Records from a data collection:
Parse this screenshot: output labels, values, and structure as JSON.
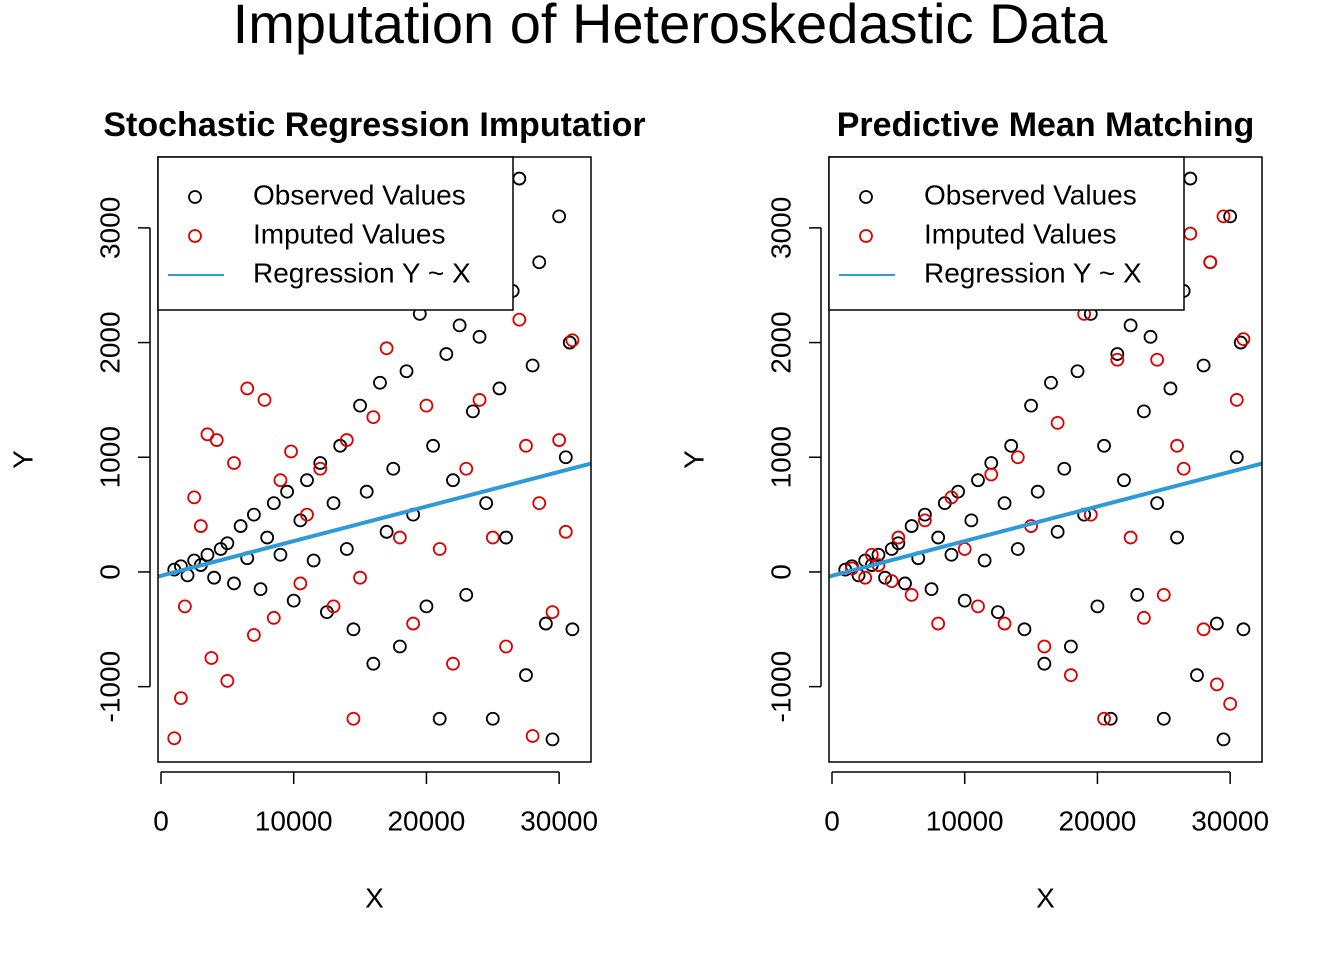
{
  "title": "Imputation of Heteroskedastic Data",
  "chart_data": [
    {
      "type": "scatter",
      "title": "Stochastic Regression Imputatior",
      "xlabel": "X",
      "ylabel": "Y",
      "xlim": [
        -226,
        32400
      ],
      "ylim": [
        -1657,
        3618
      ],
      "xticks": [
        0,
        10000,
        20000,
        30000
      ],
      "yticks": [
        -1000,
        0,
        1000,
        2000,
        3000
      ],
      "legend": "topleft",
      "series": [
        {
          "name": "Observed Values",
          "color": "#000000",
          "x": [
            1000,
            1500,
            2000,
            2500,
            3000,
            3500,
            4000,
            4500,
            5000,
            5500,
            6000,
            6500,
            7000,
            7500,
            8000,
            8500,
            9000,
            9500,
            10000,
            10500,
            11000,
            11500,
            12000,
            12500,
            13000,
            13500,
            14000,
            14500,
            15000,
            15500,
            16000,
            16500,
            17000,
            17500,
            18000,
            18500,
            19000,
            19500,
            20000,
            20500,
            21000,
            21500,
            22000,
            22500,
            23000,
            23500,
            24000,
            24500,
            25000,
            25500,
            26000,
            26500,
            27000,
            27500,
            28000,
            28500,
            29000,
            29500,
            30000,
            30500,
            31000,
            30800
          ],
          "values": [
            20,
            50,
            -30,
            100,
            60,
            150,
            -50,
            200,
            250,
            -100,
            400,
            120,
            500,
            -150,
            300,
            600,
            150,
            700,
            -250,
            450,
            800,
            100,
            950,
            -350,
            600,
            1100,
            200,
            -500,
            1450,
            700,
            -800,
            1650,
            350,
            900,
            -650,
            1750,
            500,
            2250,
            -300,
            1100,
            -1280,
            1900,
            800,
            2150,
            -200,
            1400,
            2050,
            600,
            -1280,
            1600,
            300,
            2450,
            3430,
            -900,
            1800,
            2700,
            -450,
            -1460,
            3100,
            1000,
            -500,
            2000
          ]
        },
        {
          "name": "Imputed Values",
          "color": "#df0000",
          "x": [
            1000,
            1500,
            1800,
            2500,
            3000,
            3500,
            3800,
            4200,
            5000,
            5500,
            6500,
            7000,
            7800,
            8500,
            9000,
            9800,
            10500,
            11000,
            12000,
            13000,
            14000,
            14500,
            15000,
            16000,
            17000,
            18000,
            19000,
            20000,
            21000,
            22000,
            23000,
            24000,
            25000,
            26000,
            27000,
            27500,
            28000,
            28500,
            29500,
            30000,
            31000,
            30500
          ],
          "values": [
            -1450,
            -1100,
            -300,
            650,
            400,
            1200,
            -750,
            1150,
            -950,
            950,
            1600,
            -550,
            1500,
            -400,
            800,
            1050,
            -100,
            500,
            900,
            -300,
            1150,
            -1280,
            -50,
            1350,
            1950,
            300,
            -450,
            1450,
            200,
            -800,
            900,
            1500,
            300,
            -650,
            2200,
            1100,
            -1430,
            600,
            -350,
            1150,
            2020,
            350
          ]
        },
        {
          "name": "Regression Y ~ X",
          "color": "#2e9ad8",
          "intercept": -33,
          "slope": 0.0302
        }
      ]
    },
    {
      "type": "scatter",
      "title": "Predictive Mean Matching",
      "xlabel": "X",
      "ylabel": "Y",
      "xlim": [
        -226,
        32400
      ],
      "ylim": [
        -1657,
        3618
      ],
      "xticks": [
        0,
        10000,
        20000,
        30000
      ],
      "yticks": [
        -1000,
        0,
        1000,
        2000,
        3000
      ],
      "legend": "topleft",
      "series": [
        {
          "name": "Observed Values",
          "color": "#000000",
          "x": [
            1000,
            1500,
            2000,
            2500,
            3000,
            3500,
            4000,
            4500,
            5000,
            5500,
            6000,
            6500,
            7000,
            7500,
            8000,
            8500,
            9000,
            9500,
            10000,
            10500,
            11000,
            11500,
            12000,
            12500,
            13000,
            13500,
            14000,
            14500,
            15000,
            15500,
            16000,
            16500,
            17000,
            17500,
            18000,
            18500,
            19000,
            19500,
            20000,
            20500,
            21000,
            21500,
            22000,
            22500,
            23000,
            23500,
            24000,
            24500,
            25000,
            25500,
            26000,
            26500,
            27000,
            27500,
            28000,
            28500,
            29000,
            29500,
            30000,
            30500,
            31000,
            30800
          ],
          "values": [
            20,
            50,
            -30,
            100,
            60,
            150,
            -50,
            200,
            250,
            -100,
            400,
            120,
            500,
            -150,
            300,
            600,
            150,
            700,
            -250,
            450,
            800,
            100,
            950,
            -350,
            600,
            1100,
            200,
            -500,
            1450,
            700,
            -800,
            1650,
            350,
            900,
            -650,
            1750,
            500,
            2250,
            -300,
            1100,
            -1280,
            1900,
            800,
            2150,
            -200,
            1400,
            2050,
            600,
            -1280,
            1600,
            300,
            2450,
            3430,
            -900,
            1800,
            2700,
            -450,
            -1460,
            3100,
            1000,
            -500,
            2000
          ]
        },
        {
          "name": "Imputed Values",
          "color": "#df0000",
          "x": [
            1500,
            2500,
            3000,
            3500,
            4500,
            5000,
            6000,
            7000,
            8000,
            9000,
            10000,
            11000,
            12000,
            13000,
            14000,
            15000,
            16000,
            17000,
            18000,
            19000,
            19500,
            20500,
            21500,
            22500,
            23500,
            24500,
            25000,
            26000,
            27000,
            28000,
            28500,
            29500,
            30000,
            30500,
            29000,
            26500,
            31000
          ],
          "values": [
            30,
            -50,
            150,
            60,
            -80,
            300,
            -200,
            450,
            -450,
            650,
            200,
            -300,
            850,
            -450,
            1000,
            400,
            -650,
            1300,
            -900,
            2250,
            500,
            -1280,
            1850,
            300,
            -400,
            1850,
            -200,
            1100,
            2950,
            -500,
            2700,
            3100,
            -1150,
            1500,
            -980,
            900,
            2030
          ]
        },
        {
          "name": "Regression Y ~ X",
          "color": "#2e9ad8",
          "intercept": -33,
          "slope": 0.0302
        }
      ]
    }
  ]
}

■ Written problem
Repeat the material above in full and exactly, omitting the pictures.

■ Correct response
Parse this screenshot: output labels, values, and structure as JSON.
{
  "title": "Imputation of Heteroskedastic Data",
  "chart_data": [
    {
      "type": "scatter",
      "title": "Stochastic Regression Imputatior",
      "xlabel": "X",
      "ylabel": "Y",
      "xlim": [
        -226,
        32400
      ],
      "ylim": [
        -1657,
        3618
      ],
      "xticks": [
        0,
        10000,
        20000,
        30000
      ],
      "yticks": [
        -1000,
        0,
        1000,
        2000,
        3000
      ],
      "legend": "topleft",
      "series": [
        {
          "name": "Observed Values",
          "color": "#000000",
          "x": [
            1000,
            1500,
            2000,
            2500,
            3000,
            3500,
            4000,
            4500,
            5000,
            5500,
            6000,
            6500,
            7000,
            7500,
            8000,
            8500,
            9000,
            9500,
            10000,
            10500,
            11000,
            11500,
            12000,
            12500,
            13000,
            13500,
            14000,
            14500,
            15000,
            15500,
            16000,
            16500,
            17000,
            17500,
            18000,
            18500,
            19000,
            19500,
            20000,
            20500,
            21000,
            21500,
            22000,
            22500,
            23000,
            23500,
            24000,
            24500,
            25000,
            25500,
            26000,
            26500,
            27000,
            27500,
            28000,
            28500,
            29000,
            29500,
            30000,
            30500,
            31000,
            30800
          ],
          "values": [
            20,
            50,
            -30,
            100,
            60,
            150,
            -50,
            200,
            250,
            -100,
            400,
            120,
            500,
            -150,
            300,
            600,
            150,
            700,
            -250,
            450,
            800,
            100,
            950,
            -350,
            600,
            1100,
            200,
            -500,
            1450,
            700,
            -800,
            1650,
            350,
            900,
            -650,
            1750,
            500,
            2250,
            -300,
            1100,
            -1280,
            1900,
            800,
            2150,
            -200,
            1400,
            2050,
            600,
            -1280,
            1600,
            300,
            2450,
            3430,
            -900,
            1800,
            2700,
            -450,
            -1460,
            3100,
            1000,
            -500,
            2000
          ]
        },
        {
          "name": "Imputed Values",
          "color": "#df0000",
          "x": [
            1000,
            1500,
            1800,
            2500,
            3000,
            3500,
            3800,
            4200,
            5000,
            5500,
            6500,
            7000,
            7800,
            8500,
            9000,
            9800,
            10500,
            11000,
            12000,
            13000,
            14000,
            14500,
            15000,
            16000,
            17000,
            18000,
            19000,
            20000,
            21000,
            22000,
            23000,
            24000,
            25000,
            26000,
            27000,
            27500,
            28000,
            28500,
            29500,
            30000,
            31000,
            30500
          ],
          "values": [
            -1450,
            -1100,
            -300,
            650,
            400,
            1200,
            -750,
            1150,
            -950,
            950,
            1600,
            -550,
            1500,
            -400,
            800,
            1050,
            -100,
            500,
            900,
            -300,
            1150,
            -1280,
            -50,
            1350,
            1950,
            300,
            -450,
            1450,
            200,
            -800,
            900,
            1500,
            300,
            -650,
            2200,
            1100,
            -1430,
            600,
            -350,
            1150,
            2020,
            350
          ]
        },
        {
          "name": "Regression Y ~ X",
          "color": "#2e9ad8",
          "intercept": -33,
          "slope": 0.0302
        }
      ]
    },
    {
      "type": "scatter",
      "title": "Predictive Mean Matching",
      "xlabel": "X",
      "ylabel": "Y",
      "xlim": [
        -226,
        32400
      ],
      "ylim": [
        -1657,
        3618
      ],
      "xticks": [
        0,
        10000,
        20000,
        30000
      ],
      "yticks": [
        -1000,
        0,
        1000,
        2000,
        3000
      ],
      "legend": "topleft",
      "series": [
        {
          "name": "Observed Values",
          "color": "#000000",
          "x": [
            1000,
            1500,
            2000,
            2500,
            3000,
            3500,
            4000,
            4500,
            5000,
            5500,
            6000,
            6500,
            7000,
            7500,
            8000,
            8500,
            9000,
            9500,
            10000,
            10500,
            11000,
            11500,
            12000,
            12500,
            13000,
            13500,
            14000,
            14500,
            15000,
            15500,
            16000,
            16500,
            17000,
            17500,
            18000,
            18500,
            19000,
            19500,
            20000,
            20500,
            21000,
            21500,
            22000,
            22500,
            23000,
            23500,
            24000,
            24500,
            25000,
            25500,
            26000,
            26500,
            27000,
            27500,
            28000,
            28500,
            29000,
            29500,
            30000,
            30500,
            31000,
            30800
          ],
          "values": [
            20,
            50,
            -30,
            100,
            60,
            150,
            -50,
            200,
            250,
            -100,
            400,
            120,
            500,
            -150,
            300,
            600,
            150,
            700,
            -250,
            450,
            800,
            100,
            950,
            -350,
            600,
            1100,
            200,
            -500,
            1450,
            700,
            -800,
            1650,
            350,
            900,
            -650,
            1750,
            500,
            2250,
            -300,
            1100,
            -1280,
            1900,
            800,
            2150,
            -200,
            1400,
            2050,
            600,
            -1280,
            1600,
            300,
            2450,
            3430,
            -900,
            1800,
            2700,
            -450,
            -1460,
            3100,
            1000,
            -500,
            2000
          ]
        },
        {
          "name": "Imputed Values",
          "color": "#df0000",
          "x": [
            1500,
            2500,
            3000,
            3500,
            4500,
            5000,
            6000,
            7000,
            8000,
            9000,
            10000,
            11000,
            12000,
            13000,
            14000,
            15000,
            16000,
            17000,
            18000,
            19000,
            19500,
            20500,
            21500,
            22500,
            23500,
            24500,
            25000,
            26000,
            27000,
            28000,
            28500,
            29500,
            30000,
            30500,
            29000,
            26500,
            31000
          ],
          "values": [
            30,
            -50,
            150,
            60,
            -80,
            300,
            -200,
            450,
            -450,
            650,
            200,
            -300,
            850,
            -450,
            1000,
            400,
            -650,
            1300,
            -900,
            2250,
            500,
            -1280,
            1850,
            300,
            -400,
            1850,
            -200,
            1100,
            2950,
            -500,
            2700,
            3100,
            -1150,
            1500,
            -980,
            900,
            2030
          ]
        },
        {
          "name": "Regression Y ~ X",
          "color": "#2e9ad8",
          "intercept": -33,
          "slope": 0.0302
        }
      ]
    }
  ]
}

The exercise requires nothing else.